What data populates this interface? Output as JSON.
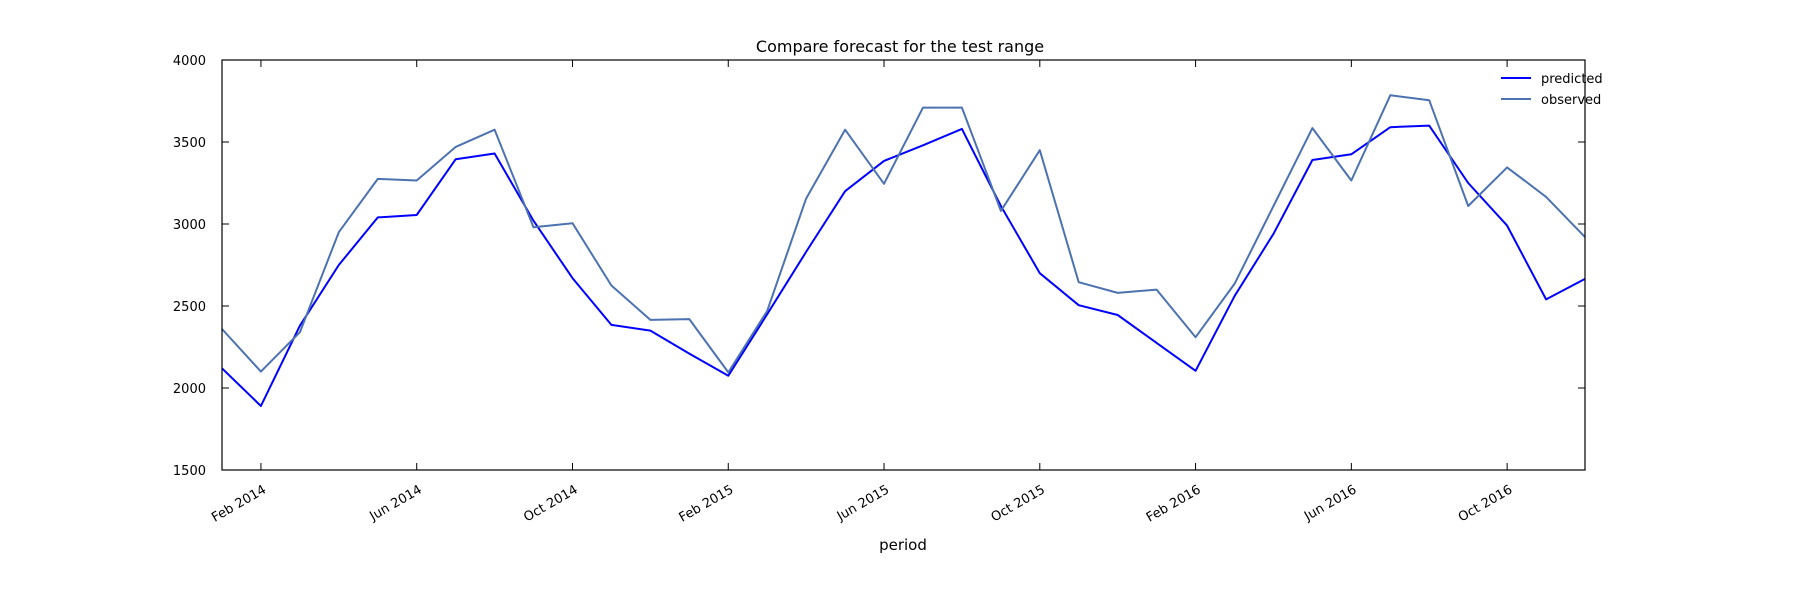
{
  "chart_data": {
    "type": "line",
    "title": "Compare forecast for the test range",
    "xlabel": "period",
    "ylabel": "",
    "x": [
      "2014-01",
      "2014-02",
      "2014-03",
      "2014-04",
      "2014-05",
      "2014-06",
      "2014-07",
      "2014-08",
      "2014-09",
      "2014-10",
      "2014-11",
      "2014-12",
      "2015-01",
      "2015-02",
      "2015-03",
      "2015-04",
      "2015-05",
      "2015-06",
      "2015-07",
      "2015-08",
      "2015-09",
      "2015-10",
      "2015-11",
      "2015-12",
      "2016-01",
      "2016-02",
      "2016-03",
      "2016-04",
      "2016-05",
      "2016-06",
      "2016-07",
      "2016-08",
      "2016-09",
      "2016-10",
      "2016-11",
      "2016-12"
    ],
    "xlim": [
      "2014-01",
      "2016-12"
    ],
    "ylim": [
      1500,
      4000
    ],
    "yticks": [
      1500,
      2000,
      2500,
      3000,
      3500,
      4000
    ],
    "xticks": [
      {
        "value": "2014-02",
        "label": "Feb 2014"
      },
      {
        "value": "2014-06",
        "label": "Jun 2014"
      },
      {
        "value": "2014-10",
        "label": "Oct 2014"
      },
      {
        "value": "2015-02",
        "label": "Feb 2015"
      },
      {
        "value": "2015-06",
        "label": "Jun 2015"
      },
      {
        "value": "2015-10",
        "label": "Oct 2015"
      },
      {
        "value": "2016-02",
        "label": "Feb 2016"
      },
      {
        "value": "2016-06",
        "label": "Jun 2016"
      },
      {
        "value": "2016-10",
        "label": "Oct 2016"
      }
    ],
    "grid": false,
    "legend_position": "top-right",
    "series": [
      {
        "name": "predicted",
        "color": "#0000ff",
        "values": [
          2120,
          1890,
          2380,
          2750,
          3040,
          3055,
          3395,
          3430,
          3020,
          2670,
          2385,
          2350,
          2210,
          2075,
          2450,
          2830,
          3200,
          3385,
          3480,
          3580,
          3110,
          2700,
          2505,
          2445,
          2275,
          2105,
          2560,
          2940,
          3390,
          3425,
          3590,
          3600,
          3250,
          2990,
          2540,
          2665
        ]
      },
      {
        "name": "observed",
        "color": "#4c72b0",
        "values": [
          2360,
          2100,
          2340,
          2950,
          3275,
          3265,
          3470,
          3575,
          2980,
          3005,
          2625,
          2415,
          2420,
          2095,
          2470,
          3155,
          3575,
          3245,
          3710,
          3710,
          3080,
          3450,
          2645,
          2580,
          2600,
          2310,
          2635,
          3110,
          3585,
          3265,
          3785,
          3755,
          3110,
          3345,
          3165,
          2920
        ]
      }
    ]
  }
}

→ **Directions**
Transcribe every line in the entries above, taking out only the images.

→ **Answer**
What data populates this interface? Output as JSON.
{
  "chart_data": {
    "type": "line",
    "title": "Compare forecast for the test range",
    "xlabel": "period",
    "ylabel": "",
    "x": [
      "2014-01",
      "2014-02",
      "2014-03",
      "2014-04",
      "2014-05",
      "2014-06",
      "2014-07",
      "2014-08",
      "2014-09",
      "2014-10",
      "2014-11",
      "2014-12",
      "2015-01",
      "2015-02",
      "2015-03",
      "2015-04",
      "2015-05",
      "2015-06",
      "2015-07",
      "2015-08",
      "2015-09",
      "2015-10",
      "2015-11",
      "2015-12",
      "2016-01",
      "2016-02",
      "2016-03",
      "2016-04",
      "2016-05",
      "2016-06",
      "2016-07",
      "2016-08",
      "2016-09",
      "2016-10",
      "2016-11",
      "2016-12"
    ],
    "xlim": [
      "2014-01",
      "2016-12"
    ],
    "ylim": [
      1500,
      4000
    ],
    "yticks": [
      1500,
      2000,
      2500,
      3000,
      3500,
      4000
    ],
    "xticks": [
      {
        "value": "2014-02",
        "label": "Feb 2014"
      },
      {
        "value": "2014-06",
        "label": "Jun 2014"
      },
      {
        "value": "2014-10",
        "label": "Oct 2014"
      },
      {
        "value": "2015-02",
        "label": "Feb 2015"
      },
      {
        "value": "2015-06",
        "label": "Jun 2015"
      },
      {
        "value": "2015-10",
        "label": "Oct 2015"
      },
      {
        "value": "2016-02",
        "label": "Feb 2016"
      },
      {
        "value": "2016-06",
        "label": "Jun 2016"
      },
      {
        "value": "2016-10",
        "label": "Oct 2016"
      }
    ],
    "grid": false,
    "legend_position": "top-right",
    "series": [
      {
        "name": "predicted",
        "color": "#0000ff",
        "values": [
          2120,
          1890,
          2380,
          2750,
          3040,
          3055,
          3395,
          3430,
          3020,
          2670,
          2385,
          2350,
          2210,
          2075,
          2450,
          2830,
          3200,
          3385,
          3480,
          3580,
          3110,
          2700,
          2505,
          2445,
          2275,
          2105,
          2560,
          2940,
          3390,
          3425,
          3590,
          3600,
          3250,
          2990,
          2540,
          2665
        ]
      },
      {
        "name": "observed",
        "color": "#4c72b0",
        "values": [
          2360,
          2100,
          2340,
          2950,
          3275,
          3265,
          3470,
          3575,
          2980,
          3005,
          2625,
          2415,
          2420,
          2095,
          2470,
          3155,
          3575,
          3245,
          3710,
          3710,
          3080,
          3450,
          2645,
          2580,
          2600,
          2310,
          2635,
          3110,
          3585,
          3265,
          3785,
          3755,
          3110,
          3345,
          3165,
          2920
        ]
      }
    ]
  }
}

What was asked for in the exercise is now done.